▸ **YOUR TASKS**
1. Please restate the memory interleaving thread between "And shuffle should" and "not interleaved.", inclusive, swapping "memory channels" for "memory controllers".
2. According to the memory interleaving thread, why does page_alloc.shuffle on its own fail to spread allocations across the BCM7278's memory controllers? Answer in one to three sentences.
3. Extend the memory interleaving thread past its final sentence.

▸ **PAGE EXCERPT**
========
The "random starting and stopping of parallel user space processes" is
required for the mechanism to work. It's arbitrary and unknown if the
interleaving happens where as shuffle has an immediate, if random, impact.

Yes, page_alloc.shuffle does improve things.


You are of course correct that the access patterns make all of the
difference and it is almost certain that one memory controller or the other
will be saturated at any given time, but the intent is to increase the
opportunity to use more of the total bandwidth made available by the
multiple memory controllers.


And shuffle should also provide that opportunity except it's trivial
to configure and only requires the user to know the memory channels are
not interleaved.

The problem with page_alloc.shuffle on its own is that the shuffling can only occur within a zone. As noted for the BCM7278 SoC described above, the low memory controller contains only ZONE_DMA memory and the high memory controller contains only ZONE_NORMAL memory. Shuffling the pages within a zone will not improve the random placement of allocations across the multiple memory controllers unless a zone spans all memory controllers. The creation of Designated Movable Blocks allows a ZONE_MOVABLE zone to be created that spans all memory controllers in the system with an equivalent footprint on each.

[snip]

I experimented with a
Broadcom BCM7278 system with 1GB on each memory controller (i.e. 2GB total
memory). The buffers were made large to render data caching meaningless and
to require several pages to be allocated to populate the buffer.

With V3 of this patch set applied to a 6.1-rc1 kernel I observed these
results:
With no movablecore kernel parameter specified:
# time /tmp/thread_test
Thread 1 returns: 0
Thread 2 returns: 0
Thread 3 returns: 0
Thread 4 returns: 0

real 0m4.047s
user 0m14.183s
sys 0m1.215s

With this additional kernel parameter "movablecore=600M":
# time /tmp/thread_test
Thread 0 returns: 0
Thread 1 returns: 0
Thread 2 returns: 0
Thread 3 returns: 0

real 0m4.068s
user 0m14.402s
sys 0m1.117s

With this additional kernel parameter "movablecore=600M@0x50000000":
# time /tmp/thread_test
Thread 0 returns: 0
Thread 1 returns: 0
Thread 2 returns: 0
Thread 3 returns: 0

real 0m4.010s
user 0m13.979s
sys 0m1.070s

However, with these additional kernel parameters
"movablecore=300M@0x60000000,300M@0x320000000 page_alloc.shuffle=1":
# time /tmp/thread_test
Thread 0 returns: 0
Thread 1 returns: 0
Thread 2 returns: 0
Thread 3 returns: 0

real 0m3.173s
user 0m11.175s
sys 0m1.067s


What were the results with just
"movablecore=300M@0x60000000,300M@0x320000000" on its own and
page_alloc.shuffle=1 on its own?
========
▸ **DATA SECTION**
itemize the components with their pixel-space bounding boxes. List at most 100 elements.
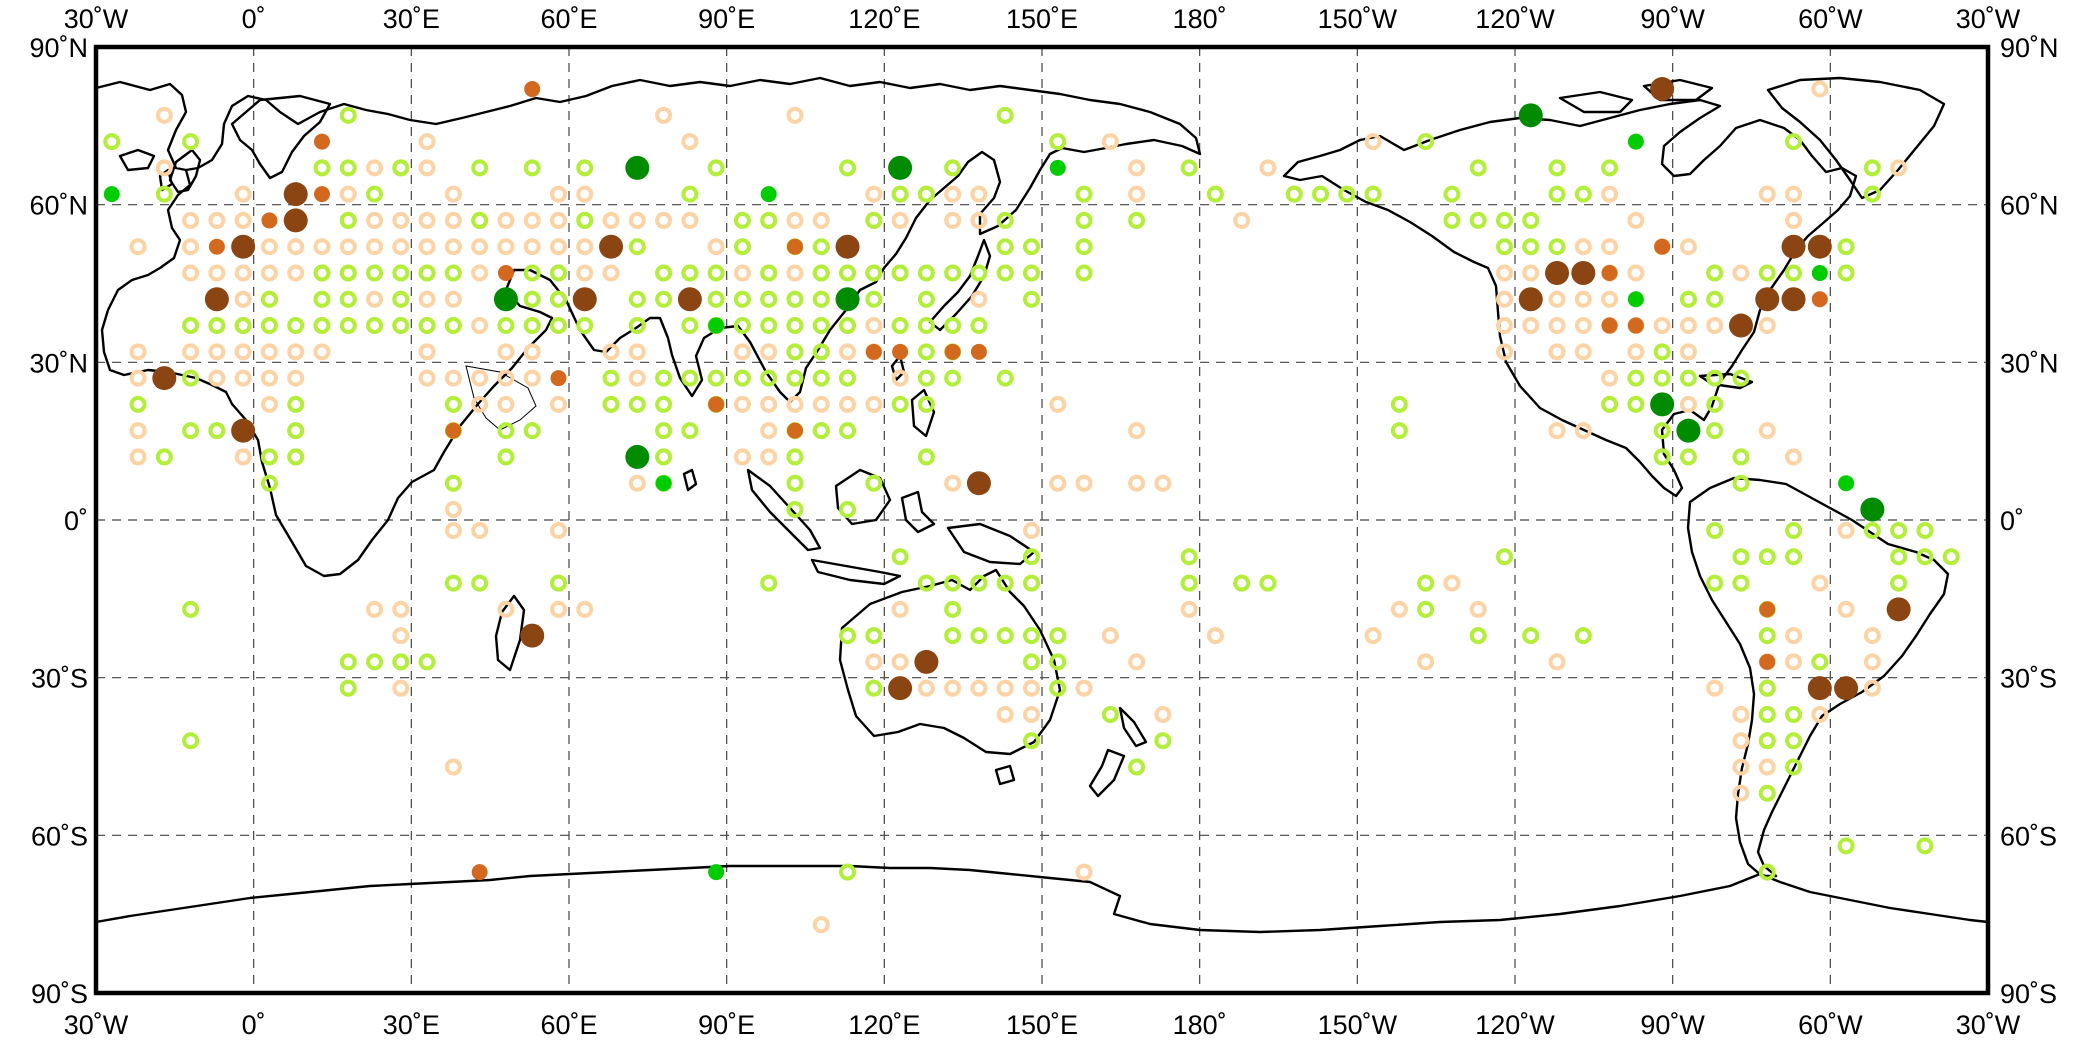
========
▸ **ANSWERS TO THE EXERCISES**
1.
And shuffle should also provide that opportunity except it's trivial
to configure and only requires the user to know the memory controllers are
not interleaved.

2. Shuffling can only happen within a zone. On the BCM7278, the low memory controller holds only ZONE_DMA memory and the high one holds only ZONE_NORMAL memory. No zone spans both controllers, so shuffling pages within a zone cannot randomize placement across them.

3.
For shuffle on its own, my expectations are that the results will be
variable, sometimes good and sometimes bad, because it's at the mercy of
the randomisation. It might be slightly improved if the initial top-level
lists were ordered "1, n, 2, n-1, 3, n-2" optionally in __shuffle_zone or
if shuffle_pick_tail was aware of the memory channels but a lot more work
to implement.

With the kernel parameters
"movablecore=300M@0x60000000,300M@0x320000000"
# time /tmp/thread_test
Thread 0 returns: 0
Thread 1 returns: 0
Thread 2 returns: 0
Thread 3 returns: 0

real 0m3.562s
user 0m12.386s
sys 0m1.176s

The "movablecore=300M@0x60000000,300M@0x320000000" result is worse than when combined with the shuffle parameter, but may improve over time due to "random starting and stopping of parallel user space processes".

With the kernel parameters
"page_alloc.shuffle=1"
# time /tmp/thread_test
Thread 0 returns: 0
Thread 1 returns: 0
Thread 2 returns: 0
Thread 3 returns: 0

real 0m4.056s
user 0m14.680s
sys 0m1.060s

The shuffle on its own result is no better than no movablecore parameter because all of ZONE_NORMAL is on the high memory controller so the pages don't get shuffled between controllers.

Happy New Year!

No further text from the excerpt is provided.